* Records from a dataset:
## BEGIN

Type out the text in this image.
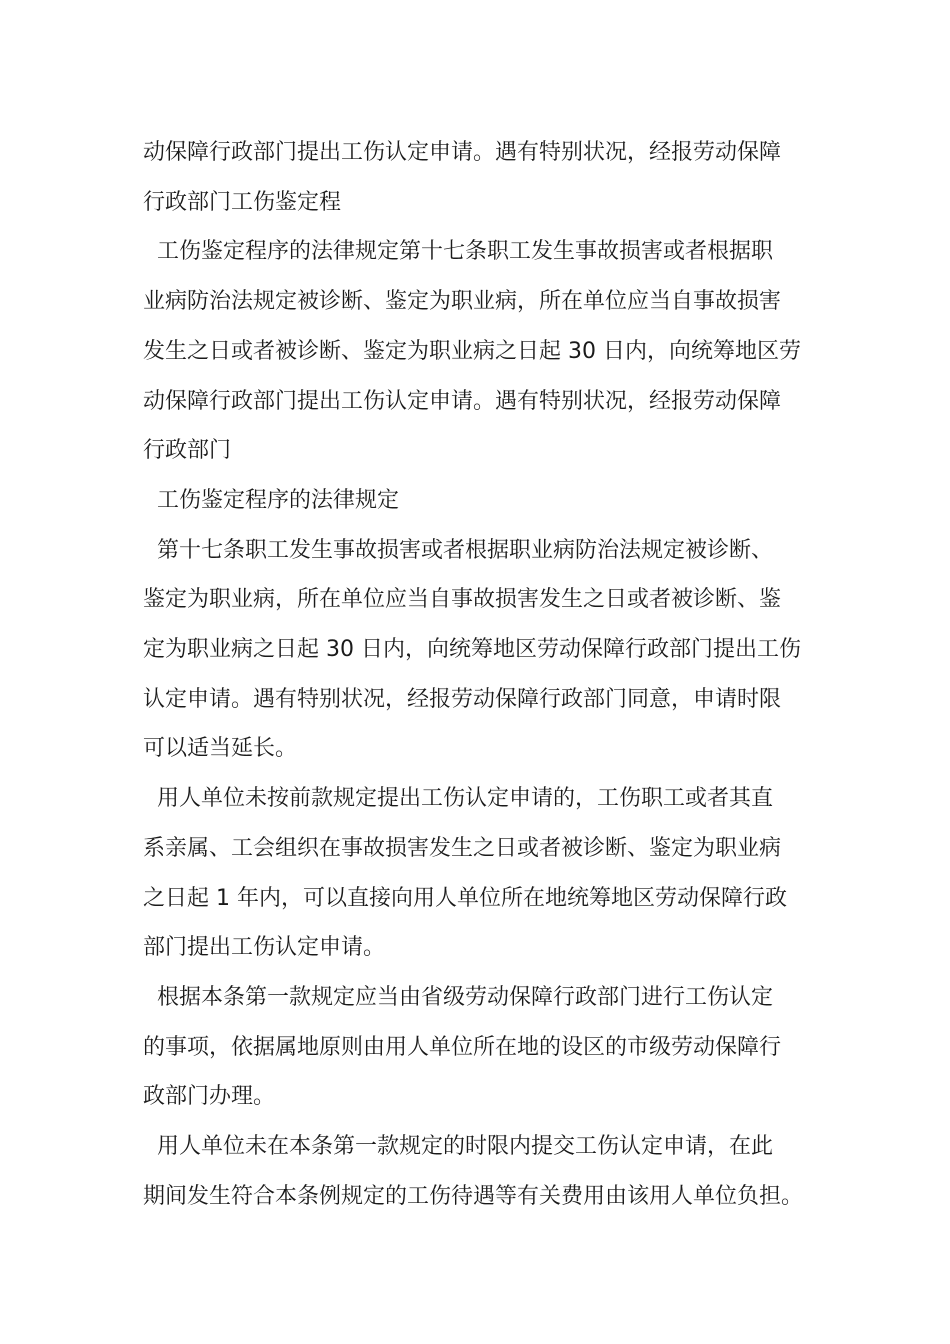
动保障行政部门提出工伤认定申请。遇有特别状况，经报劳动保障

行政部门工伤鉴定程

工伤鉴定程序的法律规定第十七条职工发生事故损害或者根据职

业病防治法规定被诊断、鉴定为职业病，所在单位应当自事故损害

发生之日或者被诊断、鉴定为职业病之日起 30 日内，向统筹地区劳

动保障行政部门提出工伤认定申请。遇有特别状况，经报劳动保障

行政部门

工伤鉴定程序的法律规定

第十七条职工发生事故损害或者根据职业病防治法规定被诊断、

鉴定为职业病，所在单位应当自事故损害发生之日或者被诊断、鉴

定为职业病之日起 30 日内，向统筹地区劳动保障行政部门提出工伤

认定申请。遇有特别状况，经报劳动保障行政部门同意，申请时限

可以适当延长。

用人单位未按前款规定提出工伤认定申请的，工伤职工或者其直

系亲属、工会组织在事故损害发生之日或者被诊断、鉴定为职业病

之日起 1 年内，可以直接向用人单位所在地统筹地区劳动保障行政

部门提出工伤认定申请。

根据本条第一款规定应当由省级劳动保障行政部门进行工伤认定

的事项，依据属地原则由用人单位所在地的设区的市级劳动保障行

政部门办理。

用人单位未在本条第一款规定的时限内提交工伤认定申请，在此

期间发生符合本条例规定的工伤待遇等有关费用由该用人单位负担。
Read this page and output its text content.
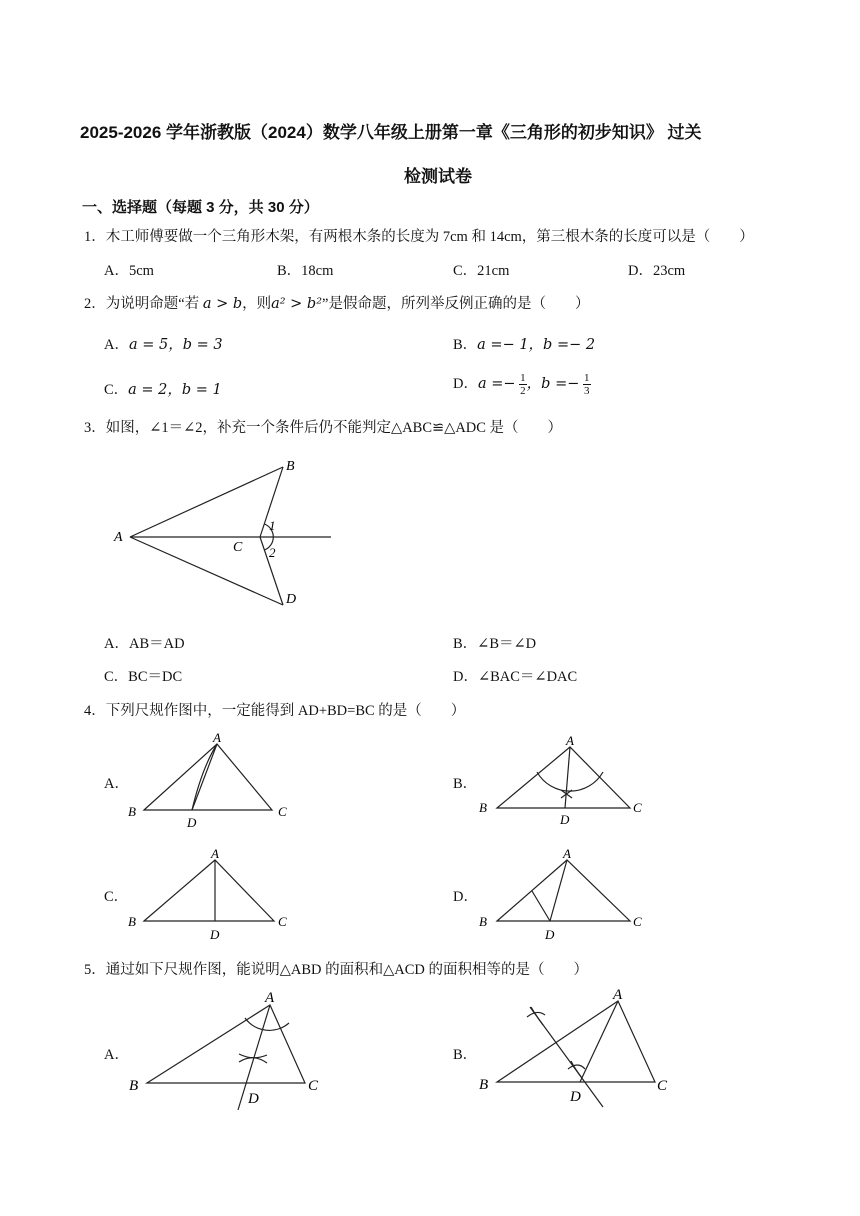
2025-2026 学年浙教版（2024）数学八年级上册第一章《三角形的初步知识》 过关
检测试卷
一、选择题（每题 3 分，共 30 分）
1．木工师傅要做一个三角形木架，有两根木条的长度为 7cm 和 14cm，第三根木条的长度可以是（　　）
A．5cm	B．18cm	C．21cm	D．23cm
2．为说明命题“若 a > b，则a² > b²”是假命题，所列举反例正确的是（　　）
A．a = 5，b = 3	B．a =− 1，b =− 2
C．a = 2，b = 1	D．$a =- \frac{1}{2}$ ，$b =- \frac{1}{3}$
3．如图，∠1＝∠2，补充一个条件后仍不能判定△ABC≌△ADC 是（　　）
A
B
C
D
1
2
A．AB＝AD	B．∠B＝∠D
C．BC＝DC	D．∠BAC＝∠DAC
4．下列尺规作图中，一定能得到 AD+BD=BC 的是（　　）
A．
A
B	C
D
B．
A
B	C
D
C．
A
B	C
D
D．
A
B	C
D
5．通过如下尺规作图，能说明△ABD 的面积和△ACD 的面积相等的是（　　）
A．
A
B	C
D
B．
A
B	C
D
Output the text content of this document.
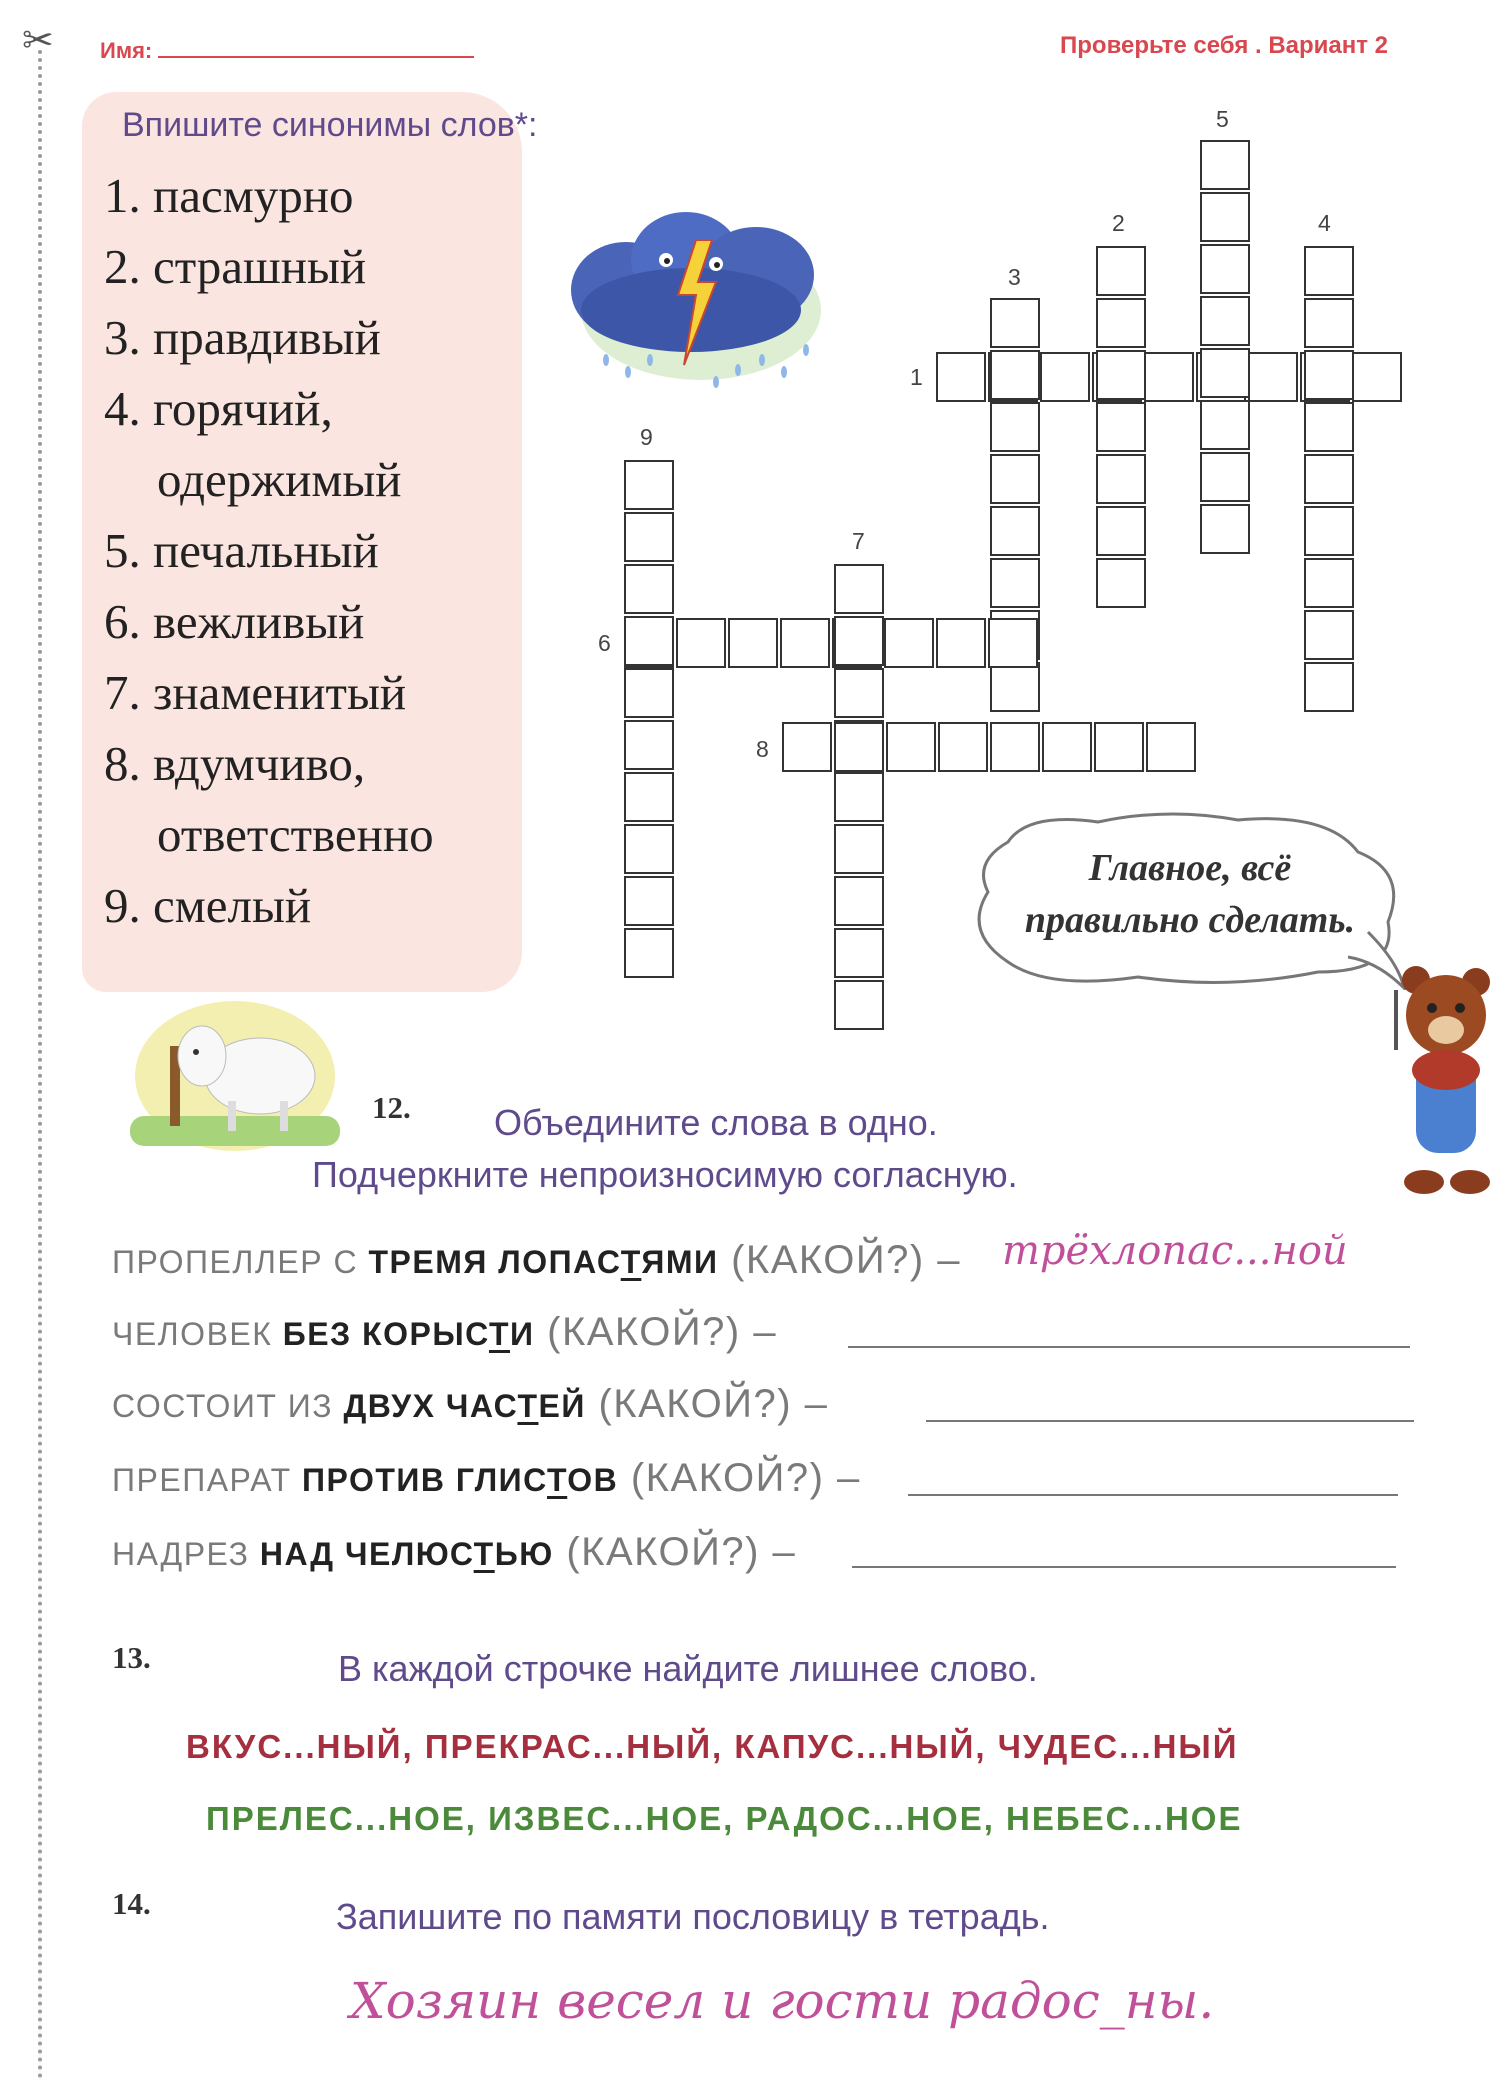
✂ Имя:	Проверьте себя . Вариант 2
Впишите синонимы слов*:
1. пасмурно
2. страшный
3. правдивый
4. горячий,
одержимый
5. печальный
6. вежливый
7. знаменитый
8. вдумчиво,
ответственно
9. смелый
1
2
3
4
5
6
7
8
9
Главное, всё
правильно сделать.
12. Объедините слова в одно.
Подчеркните непроизносимую согласную.
ПРОПЕЛЛЕР С ТРЕМЯ ЛОПАСТЯМИ (КАКОЙ?) – трёхлопас...ной
ЧЕЛОВЕК БЕЗ КОРЫСТИ (КАКОЙ?) –
СОСТОИТ ИЗ ДВУХ ЧАСТЕЙ (КАКОЙ?) –
ПРЕПАРАТ ПРОТИВ ГЛИСТОВ (КАКОЙ?) –
НАДРЕЗ НАД ЧЕЛЮСТЬЮ (КАКОЙ?) –
13.	В каждой строчке найдите лишнее слово.
ВКУС...НЫЙ, ПРЕКРАС...НЫЙ, КАПУС...НЫЙ, ЧУДЕС...НЫЙ
ПРЕЛЕС...НОЕ, ИЗВЕС...НОЕ, РАДОС...НОЕ, НЕБЕС...НОЕ
14.	Запишите по памяти пословицу в тетрадь.
Хозяин весел и гости радос_ны.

## END

* TASK OBJECTIVE: With the pictures left out, write out exactly the lines from the line containing "Read this page and output its text content." through the final line.

* WRITTEN SOLUTION:
Read this page and output its text content.
2025-2026 学年浙教版（2024）数学八年级上册第一章《三角形的初步知识》 过关
检测试卷
一、选择题（每题 3 分，共 30 分）
1．木工师傅要做一个三角形木架，有两根木条的长度为 7cm 和 14cm，第三根木条的长度可以是（　　）
A．5cm	B．18cm	C．21cm	D．23cm
2．为说明命题“若 a > b，则a² > b²”是假命题，所列举反例正确的是（　　）
A．a = 5，b = 3	B．a =− 1，b =− 2
C．a = 2，b = 1	D．$a =- \frac{1}{2}$ ，$b =- \frac{1}{3}$
3．如图，∠1＝∠2，补充一个条件后仍不能判定△ABC≌△ADC 是（　　）
A
B
C
D
1
2
A．AB＝AD	B．∠B＝∠D
C．BC＝DC	D．∠BAC＝∠DAC
4．下列尺规作图中，一定能得到 AD+BD=BC 的是（　　）
A．
A
B	C
D
B．
A
B	C
D
C．
A
B	C
D
D．
A
B	C
D
5．通过如下尺规作图，能说明△ABD 的面积和△ACD 的面积相等的是（　　）
A．
A
B	C
D
B．
A
B	C
D
Output the text content of this document.
✂ Имя:	Проверьте себя . Вариант 2
Впишите синонимы слов*:
1. пасмурно
2. страшный
3. правдивый
4. горячий,
одержимый
5. печальный
6. вежливый
7. знаменитый
8. вдумчиво,
ответственно
9. смелый
1
2
3
4
5
6
7
8
9
Главное, всё
правильно сделать.
12. Объедините слова в одно.
Подчеркните непроизносимую согласную.
ПРОПЕЛЛЕР С ТРЕМЯ ЛОПАСТЯМИ (КАКОЙ?) – трёхлопас...ной
ЧЕЛОВЕК БЕЗ КОРЫСТИ (КАКОЙ?) –
СОСТОИТ ИЗ ДВУХ ЧАСТЕЙ (КАКОЙ?) –
ПРЕПАРАТ ПРОТИВ ГЛИСТОВ (КАКОЙ?) –
НАДРЕЗ НАД ЧЕЛЮСТЬЮ (КАКОЙ?) –
13.	В каждой строчке найдите лишнее слово.
ВКУС...НЫЙ, ПРЕКРАС...НЫЙ, КАПУС...НЫЙ, ЧУДЕС...НЫЙ
ПРЕЛЕС...НОЕ, ИЗВЕС...НОЕ, РАДОС...НОЕ, НЕБЕС...НОЕ
14.	Запишите по памяти пословицу в тетрадь.
Хозяин весел и гости радос_ны.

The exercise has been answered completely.